[AIM OF THE TASK] Bring together all lines of the material below that contain the string "Blue".

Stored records

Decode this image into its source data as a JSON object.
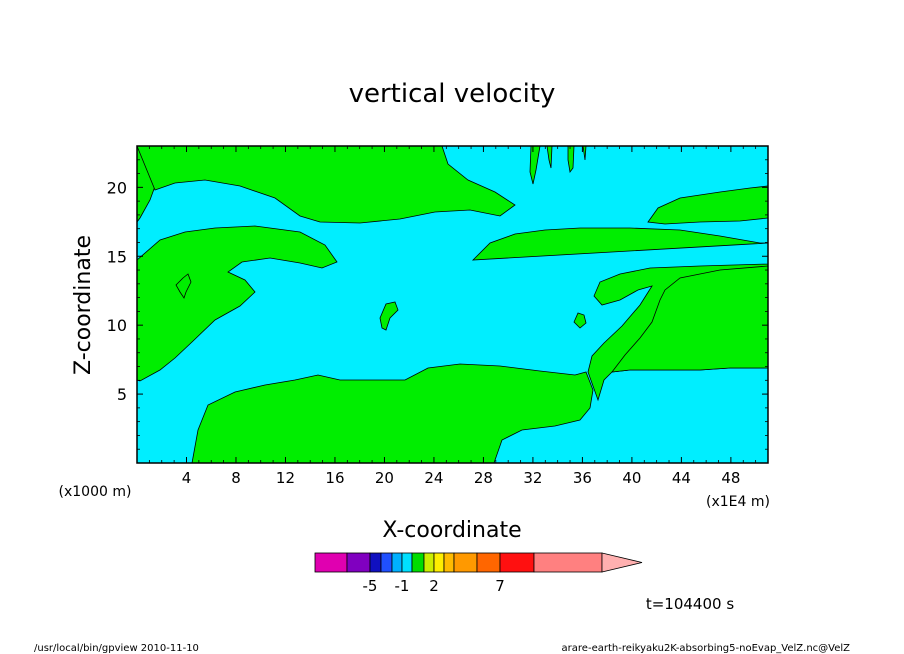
{
  "chart_data": {
    "type": "contour",
    "title": "vertical velocity",
    "xlabel": "X-coordinate",
    "ylabel": "Z-coordinate",
    "x_units_left": "(x1000 m)",
    "x_units_right": "(x1E4 m)",
    "xlim": [
      0,
      51
    ],
    "ylim": [
      0,
      23
    ],
    "x_ticks": [
      4,
      8,
      12,
      16,
      20,
      24,
      28,
      32,
      36,
      40,
      44,
      48
    ],
    "y_ticks": [
      5,
      10,
      15,
      20
    ],
    "time_label": "t=104400 s",
    "colorbar": {
      "colors": [
        "#e000b0",
        "#8000c0",
        "#1010c0",
        "#2050ff",
        "#00b0ff",
        "#00e0ff",
        "#00dd00",
        "#ccee00",
        "#ffee00",
        "#ffbb00",
        "#ff9900",
        "#ff6600",
        "#ff1010",
        "#ff8080"
      ],
      "extend_color": "#ffb0b0",
      "labels": [
        "-5",
        "-1",
        "2",
        "7"
      ]
    },
    "regions": {
      "background_color": "#00eeff",
      "fill_color": "#00ee00"
    }
  },
  "footer": {
    "left": "/usr/local/bin/gpview   2010-11-10",
    "right": "arare-earth-reikyaku2K-absorbing5-noEvap_VelZ.nc@VelZ"
  }
}
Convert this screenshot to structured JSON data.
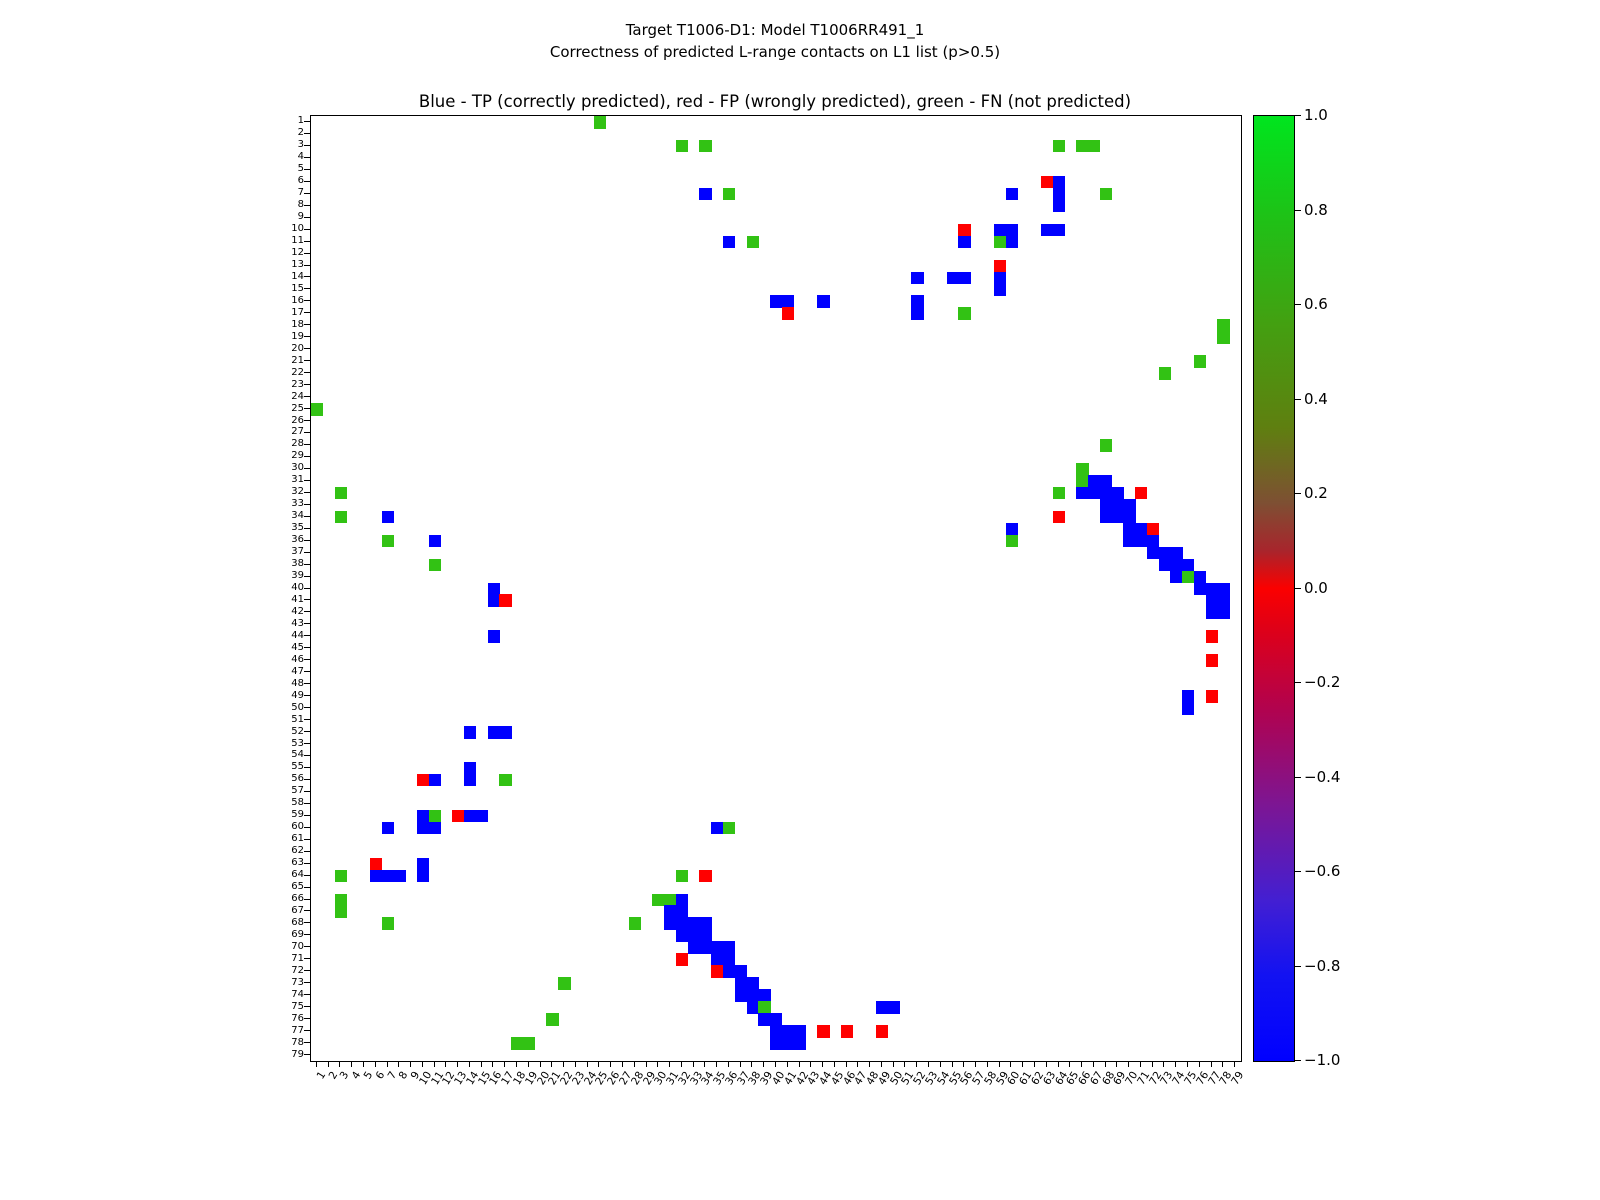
{
  "figure": {
    "title_line1": "Target T1006-D1: Model T1006RR491_1",
    "title_line2": "Correctness of predicted L-range contacts on L1 list (p>0.5)",
    "axes_title": "Blue - TP (correctly predicted), red - FP (wrongly predicted), green - FN (not predicted)"
  },
  "chart_data": {
    "type": "heatmap",
    "title": "Blue - TP (correctly predicted), red - FP (wrongly predicted), green - FN (not predicted)",
    "xlabel": "",
    "ylabel": "",
    "x_range": [
      1,
      79
    ],
    "y_range": [
      1,
      79
    ],
    "axis_ticks": {
      "x": {
        "from": 1,
        "to": 79,
        "step": 1
      },
      "y": {
        "from": 1,
        "to": 79,
        "step": 1
      }
    },
    "grid": false,
    "symmetric": true,
    "classes": {
      "TP": {
        "meaning": "correctly predicted",
        "color": "#0000ff",
        "colorbar_value": -1.0
      },
      "FP": {
        "meaning": "wrongly predicted",
        "color": "#ff0000",
        "colorbar_value": 0.0
      },
      "FN": {
        "meaning": "not predicted",
        "color": "#32c214",
        "colorbar_value": 0.8
      }
    },
    "colors": {
      "TP": "#0000ff",
      "FP": "#ff0000",
      "FN": "#32c214"
    },
    "cells": [
      [
        1,
        25,
        "FN"
      ],
      [
        3,
        32,
        "FN"
      ],
      [
        3,
        34,
        "FN"
      ],
      [
        3,
        64,
        "FN"
      ],
      [
        3,
        66,
        "FN"
      ],
      [
        3,
        67,
        "FN"
      ],
      [
        6,
        63,
        "FP"
      ],
      [
        6,
        64,
        "TP"
      ],
      [
        7,
        34,
        "TP"
      ],
      [
        7,
        36,
        "FN"
      ],
      [
        7,
        60,
        "TP"
      ],
      [
        7,
        64,
        "TP"
      ],
      [
        7,
        68,
        "FN"
      ],
      [
        8,
        64,
        "TP"
      ],
      [
        10,
        56,
        "FP"
      ],
      [
        10,
        59,
        "TP"
      ],
      [
        10,
        60,
        "TP"
      ],
      [
        10,
        63,
        "TP"
      ],
      [
        10,
        64,
        "TP"
      ],
      [
        11,
        36,
        "TP"
      ],
      [
        11,
        38,
        "FN"
      ],
      [
        11,
        56,
        "TP"
      ],
      [
        11,
        59,
        "FN"
      ],
      [
        11,
        60,
        "TP"
      ],
      [
        13,
        59,
        "FP"
      ],
      [
        14,
        52,
        "TP"
      ],
      [
        14,
        55,
        "TP"
      ],
      [
        14,
        56,
        "TP"
      ],
      [
        14,
        59,
        "TP"
      ],
      [
        15,
        59,
        "TP"
      ],
      [
        16,
        40,
        "TP"
      ],
      [
        16,
        41,
        "TP"
      ],
      [
        16,
        44,
        "TP"
      ],
      [
        16,
        52,
        "TP"
      ],
      [
        17,
        41,
        "FP"
      ],
      [
        17,
        52,
        "TP"
      ],
      [
        17,
        56,
        "FN"
      ],
      [
        18,
        78,
        "FN"
      ],
      [
        19,
        78,
        "FN"
      ],
      [
        21,
        76,
        "FN"
      ],
      [
        22,
        73,
        "FN"
      ],
      [
        28,
        68,
        "FN"
      ],
      [
        30,
        66,
        "FN"
      ],
      [
        31,
        66,
        "FN"
      ],
      [
        31,
        67,
        "TP"
      ],
      [
        31,
        68,
        "TP"
      ],
      [
        32,
        64,
        "FN"
      ],
      [
        32,
        66,
        "TP"
      ],
      [
        32,
        67,
        "TP"
      ],
      [
        32,
        68,
        "TP"
      ],
      [
        32,
        69,
        "TP"
      ],
      [
        32,
        71,
        "FP"
      ],
      [
        33,
        68,
        "TP"
      ],
      [
        33,
        69,
        "TP"
      ],
      [
        33,
        70,
        "TP"
      ],
      [
        34,
        64,
        "FP"
      ],
      [
        34,
        68,
        "TP"
      ],
      [
        34,
        69,
        "TP"
      ],
      [
        34,
        70,
        "TP"
      ],
      [
        35,
        60,
        "TP"
      ],
      [
        35,
        70,
        "TP"
      ],
      [
        35,
        71,
        "TP"
      ],
      [
        35,
        72,
        "FP"
      ],
      [
        36,
        60,
        "FN"
      ],
      [
        36,
        70,
        "TP"
      ],
      [
        36,
        71,
        "TP"
      ],
      [
        36,
        72,
        "TP"
      ],
      [
        37,
        72,
        "TP"
      ],
      [
        37,
        73,
        "TP"
      ],
      [
        37,
        74,
        "TP"
      ],
      [
        38,
        73,
        "TP"
      ],
      [
        38,
        74,
        "TP"
      ],
      [
        38,
        75,
        "TP"
      ],
      [
        39,
        74,
        "TP"
      ],
      [
        39,
        75,
        "FN"
      ],
      [
        39,
        76,
        "TP"
      ],
      [
        40,
        76,
        "TP"
      ],
      [
        40,
        77,
        "TP"
      ],
      [
        40,
        78,
        "TP"
      ],
      [
        41,
        77,
        "TP"
      ],
      [
        41,
        78,
        "TP"
      ],
      [
        42,
        77,
        "TP"
      ],
      [
        42,
        78,
        "TP"
      ],
      [
        44,
        77,
        "FP"
      ],
      [
        46,
        77,
        "FP"
      ],
      [
        49,
        75,
        "TP"
      ],
      [
        49,
        77,
        "FP"
      ],
      [
        50,
        75,
        "TP"
      ]
    ],
    "colorbar": {
      "min": -1.0,
      "max": 1.0,
      "tick_labels": [
        "1.0",
        "0.8",
        "0.6",
        "0.4",
        "0.2",
        "0.0",
        "−0.2",
        "−0.4",
        "−0.6",
        "−0.8",
        "−1.0"
      ],
      "gradient_stops": [
        {
          "o": 0,
          "c": "#00e51e"
        },
        {
          "o": 10,
          "c": "#1cc417"
        },
        {
          "o": 22,
          "c": "#43a011"
        },
        {
          "o": 33,
          "c": "#5f7f10"
        },
        {
          "o": 41,
          "c": "#7e4f33"
        },
        {
          "o": 46,
          "c": "#a8252c"
        },
        {
          "o": 50,
          "c": "#fb0000"
        },
        {
          "o": 54,
          "c": "#e00016"
        },
        {
          "o": 63,
          "c": "#b00350"
        },
        {
          "o": 73,
          "c": "#7c1694"
        },
        {
          "o": 83,
          "c": "#431fd2"
        },
        {
          "o": 91,
          "c": "#1212f2"
        },
        {
          "o": 100,
          "c": "#0000ff"
        }
      ]
    }
  }
}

[OUTPUT FOR THIS TASK]
    "axes_title": "Blue - TP (correctly predicted), red - FP (wrongly predicted), green - FN (not predicted)"
    "title": "Blue - TP (correctly predicted), red - FP (wrongly predicted), green - FN (not predicted)",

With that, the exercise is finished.